[Task]
Your task is to copy every record exactly.

Collected data:

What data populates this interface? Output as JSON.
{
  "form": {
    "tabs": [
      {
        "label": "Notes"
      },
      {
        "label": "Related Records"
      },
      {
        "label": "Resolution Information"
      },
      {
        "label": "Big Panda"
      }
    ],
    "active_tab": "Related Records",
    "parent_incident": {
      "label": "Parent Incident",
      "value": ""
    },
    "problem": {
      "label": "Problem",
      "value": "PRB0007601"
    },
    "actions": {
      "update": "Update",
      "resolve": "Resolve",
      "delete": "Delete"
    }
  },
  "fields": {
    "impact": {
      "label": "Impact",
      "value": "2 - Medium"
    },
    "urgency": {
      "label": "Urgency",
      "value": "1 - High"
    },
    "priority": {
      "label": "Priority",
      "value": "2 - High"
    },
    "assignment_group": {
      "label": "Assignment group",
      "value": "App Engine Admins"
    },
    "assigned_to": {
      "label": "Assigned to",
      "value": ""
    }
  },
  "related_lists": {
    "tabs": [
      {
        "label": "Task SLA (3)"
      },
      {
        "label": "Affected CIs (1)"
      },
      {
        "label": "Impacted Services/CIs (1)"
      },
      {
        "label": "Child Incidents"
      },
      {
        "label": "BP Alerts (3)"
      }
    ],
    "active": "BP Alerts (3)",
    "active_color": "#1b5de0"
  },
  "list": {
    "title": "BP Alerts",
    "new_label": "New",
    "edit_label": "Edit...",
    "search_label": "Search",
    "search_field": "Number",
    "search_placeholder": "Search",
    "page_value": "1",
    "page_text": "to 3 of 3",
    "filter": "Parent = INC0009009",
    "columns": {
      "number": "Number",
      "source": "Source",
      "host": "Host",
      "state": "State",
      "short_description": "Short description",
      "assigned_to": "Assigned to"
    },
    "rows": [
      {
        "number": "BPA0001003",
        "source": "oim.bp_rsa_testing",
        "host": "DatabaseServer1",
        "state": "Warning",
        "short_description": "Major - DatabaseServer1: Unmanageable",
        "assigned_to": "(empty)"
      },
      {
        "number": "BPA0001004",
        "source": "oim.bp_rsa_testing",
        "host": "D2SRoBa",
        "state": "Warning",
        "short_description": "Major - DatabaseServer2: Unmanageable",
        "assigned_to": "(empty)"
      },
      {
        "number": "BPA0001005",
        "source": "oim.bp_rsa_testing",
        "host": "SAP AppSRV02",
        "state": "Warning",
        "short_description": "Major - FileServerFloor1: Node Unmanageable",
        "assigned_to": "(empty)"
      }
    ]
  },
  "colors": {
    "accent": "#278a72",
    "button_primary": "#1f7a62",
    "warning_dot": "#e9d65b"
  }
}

[Full response]
What data populates this interface? Output as JSON.
{
  "form": {
    "tabs": [
      {
        "label": "Notes"
      },
      {
        "label": "Related Records"
      },
      {
        "label": "Resolution Information"
      },
      {
        "label": "Big Panda"
      }
    ],
    "active_tab": "Related Records",
    "parent_incident": {
      "label": "Parent Incident",
      "value": ""
    },
    "problem": {
      "label": "Problem",
      "value": "PRB0007601"
    },
    "actions": {
      "update": "Update",
      "resolve": "Resolve",
      "delete": "Delete"
    }
  },
  "fields": {
    "impact": {
      "label": "Impact",
      "value": "2 - Medium"
    },
    "urgency": {
      "label": "Urgency",
      "value": "1 - High"
    },
    "priority": {
      "label": "Priority",
      "value": "2 - High"
    },
    "assignment_group": {
      "label": "Assignment group",
      "value": "App Engine Admins"
    },
    "assigned_to": {
      "label": "Assigned to",
      "value": ""
    }
  },
  "related_lists": {
    "tabs": [
      {
        "label": "Task SLA (3)"
      },
      {
        "label": "Affected CIs (1)"
      },
      {
        "label": "Impacted Services/CIs (1)"
      },
      {
        "label": "Child Incidents"
      },
      {
        "label": "BP Alerts (3)"
      }
    ],
    "active": "BP Alerts (3)",
    "active_color": "#1b5de0"
  },
  "list": {
    "title": "BP Alerts",
    "new_label": "New",
    "edit_label": "Edit...",
    "search_label": "Search",
    "search_field": "Number",
    "search_placeholder": "Search",
    "page_value": "1",
    "page_text": "to 3 of 3",
    "filter": "Parent = INC0009009",
    "columns": {
      "number": "Number",
      "source": "Source",
      "host": "Host",
      "state": "State",
      "short_description": "Short description",
      "assigned_to": "Assigned to"
    },
    "rows": [
      {
        "number": "BPA0001003",
        "source": "oim.bp_rsa_testing",
        "host": "DatabaseServer1",
        "state": "Warning",
        "short_description": "Major - DatabaseServer1: Unmanageable",
        "assigned_to": "(empty)"
      },
      {
        "number": "BPA0001004",
        "source": "oim.bp_rsa_testing",
        "host": "D2SRoBa",
        "state": "Warning",
        "short_description": "Major - DatabaseServer2: Unmanageable",
        "assigned_to": "(empty)"
      },
      {
        "number": "BPA0001005",
        "source": "oim.bp_rsa_testing",
        "host": "SAP AppSRV02",
        "state": "Warning",
        "short_description": "Major - FileServerFloor1: Node Unmanageable",
        "assigned_to": "(empty)"
      }
    ]
  },
  "colors": {
    "accent": "#278a72",
    "button_primary": "#1f7a62",
    "warning_dot": "#e9d65b"
  }
}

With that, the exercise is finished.